◆ **Given task**
Every line that contains the word "name" should be copied.

◆ **Input material**
╔══
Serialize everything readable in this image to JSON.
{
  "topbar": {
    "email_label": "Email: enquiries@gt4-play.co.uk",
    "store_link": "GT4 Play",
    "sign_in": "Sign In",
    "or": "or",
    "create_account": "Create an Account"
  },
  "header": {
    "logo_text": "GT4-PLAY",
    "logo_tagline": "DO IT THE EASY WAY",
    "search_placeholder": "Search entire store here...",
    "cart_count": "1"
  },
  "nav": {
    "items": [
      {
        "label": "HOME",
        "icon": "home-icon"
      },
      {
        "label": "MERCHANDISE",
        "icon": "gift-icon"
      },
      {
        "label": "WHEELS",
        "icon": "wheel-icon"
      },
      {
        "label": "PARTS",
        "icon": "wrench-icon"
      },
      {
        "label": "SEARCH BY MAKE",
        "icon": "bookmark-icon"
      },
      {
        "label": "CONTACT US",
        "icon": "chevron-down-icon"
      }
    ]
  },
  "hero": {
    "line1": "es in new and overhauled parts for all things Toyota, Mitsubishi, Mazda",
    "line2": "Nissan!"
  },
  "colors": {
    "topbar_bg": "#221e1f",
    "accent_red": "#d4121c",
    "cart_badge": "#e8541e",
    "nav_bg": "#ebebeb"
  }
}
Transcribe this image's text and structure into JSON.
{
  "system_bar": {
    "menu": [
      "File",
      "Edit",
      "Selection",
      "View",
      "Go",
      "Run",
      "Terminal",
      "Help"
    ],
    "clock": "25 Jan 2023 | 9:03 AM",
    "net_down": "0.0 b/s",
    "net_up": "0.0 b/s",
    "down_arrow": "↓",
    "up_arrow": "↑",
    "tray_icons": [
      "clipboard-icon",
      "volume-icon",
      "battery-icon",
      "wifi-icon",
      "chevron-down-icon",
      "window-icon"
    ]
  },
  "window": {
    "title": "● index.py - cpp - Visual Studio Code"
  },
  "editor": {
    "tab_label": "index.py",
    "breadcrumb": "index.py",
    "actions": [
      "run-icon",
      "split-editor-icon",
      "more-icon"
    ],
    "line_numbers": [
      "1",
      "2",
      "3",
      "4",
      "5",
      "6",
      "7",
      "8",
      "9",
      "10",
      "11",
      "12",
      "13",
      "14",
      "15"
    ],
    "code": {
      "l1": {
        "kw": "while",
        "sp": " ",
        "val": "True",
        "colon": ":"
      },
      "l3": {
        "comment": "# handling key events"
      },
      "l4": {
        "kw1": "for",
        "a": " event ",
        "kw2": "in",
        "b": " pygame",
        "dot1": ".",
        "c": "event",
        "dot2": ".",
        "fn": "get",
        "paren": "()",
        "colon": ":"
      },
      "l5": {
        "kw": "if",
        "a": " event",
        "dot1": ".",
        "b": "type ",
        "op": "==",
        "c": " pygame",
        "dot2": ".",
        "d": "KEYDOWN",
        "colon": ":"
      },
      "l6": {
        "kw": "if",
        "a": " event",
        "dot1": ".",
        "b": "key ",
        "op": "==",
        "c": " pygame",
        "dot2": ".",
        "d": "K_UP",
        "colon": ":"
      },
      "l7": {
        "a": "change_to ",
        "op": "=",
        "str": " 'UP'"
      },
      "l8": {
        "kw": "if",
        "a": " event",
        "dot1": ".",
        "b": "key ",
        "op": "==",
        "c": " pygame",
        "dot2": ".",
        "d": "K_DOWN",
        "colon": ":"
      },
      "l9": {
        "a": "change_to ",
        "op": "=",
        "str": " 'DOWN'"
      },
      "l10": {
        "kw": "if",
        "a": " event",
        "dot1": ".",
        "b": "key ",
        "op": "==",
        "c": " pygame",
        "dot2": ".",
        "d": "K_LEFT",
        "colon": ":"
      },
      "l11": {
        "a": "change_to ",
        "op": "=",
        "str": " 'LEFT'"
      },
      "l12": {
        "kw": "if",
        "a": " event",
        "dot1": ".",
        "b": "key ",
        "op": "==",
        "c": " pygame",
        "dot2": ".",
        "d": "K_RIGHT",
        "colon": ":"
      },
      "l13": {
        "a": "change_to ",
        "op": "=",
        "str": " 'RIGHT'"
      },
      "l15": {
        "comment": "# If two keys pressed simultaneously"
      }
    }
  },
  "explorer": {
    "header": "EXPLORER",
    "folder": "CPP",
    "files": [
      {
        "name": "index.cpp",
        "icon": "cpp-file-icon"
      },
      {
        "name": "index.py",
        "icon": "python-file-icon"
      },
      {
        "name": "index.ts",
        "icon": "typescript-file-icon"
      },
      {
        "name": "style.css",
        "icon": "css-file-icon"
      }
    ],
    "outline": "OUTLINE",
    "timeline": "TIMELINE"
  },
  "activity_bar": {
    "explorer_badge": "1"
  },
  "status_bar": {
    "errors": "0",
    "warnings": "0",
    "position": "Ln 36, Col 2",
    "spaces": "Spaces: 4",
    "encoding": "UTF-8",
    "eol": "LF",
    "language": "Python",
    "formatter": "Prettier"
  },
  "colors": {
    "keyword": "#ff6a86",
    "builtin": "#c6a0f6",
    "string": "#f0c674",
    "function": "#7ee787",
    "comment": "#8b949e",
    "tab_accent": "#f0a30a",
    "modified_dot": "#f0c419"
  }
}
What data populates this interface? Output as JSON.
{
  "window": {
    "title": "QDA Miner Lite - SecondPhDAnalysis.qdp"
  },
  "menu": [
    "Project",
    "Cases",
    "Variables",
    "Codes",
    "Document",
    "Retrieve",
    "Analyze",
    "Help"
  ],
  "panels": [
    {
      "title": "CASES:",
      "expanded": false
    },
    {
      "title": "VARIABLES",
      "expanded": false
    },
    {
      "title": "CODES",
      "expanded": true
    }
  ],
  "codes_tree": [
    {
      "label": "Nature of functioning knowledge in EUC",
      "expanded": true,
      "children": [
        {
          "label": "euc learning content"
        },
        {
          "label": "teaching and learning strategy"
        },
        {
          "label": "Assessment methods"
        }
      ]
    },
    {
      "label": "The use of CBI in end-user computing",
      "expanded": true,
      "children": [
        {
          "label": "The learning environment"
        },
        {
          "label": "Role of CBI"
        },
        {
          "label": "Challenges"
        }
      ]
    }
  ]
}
╚══
◆ **Result**
        "name": "index.cpp",
        "name": "index.py",
        "name": "index.ts",
        "name": "style.css",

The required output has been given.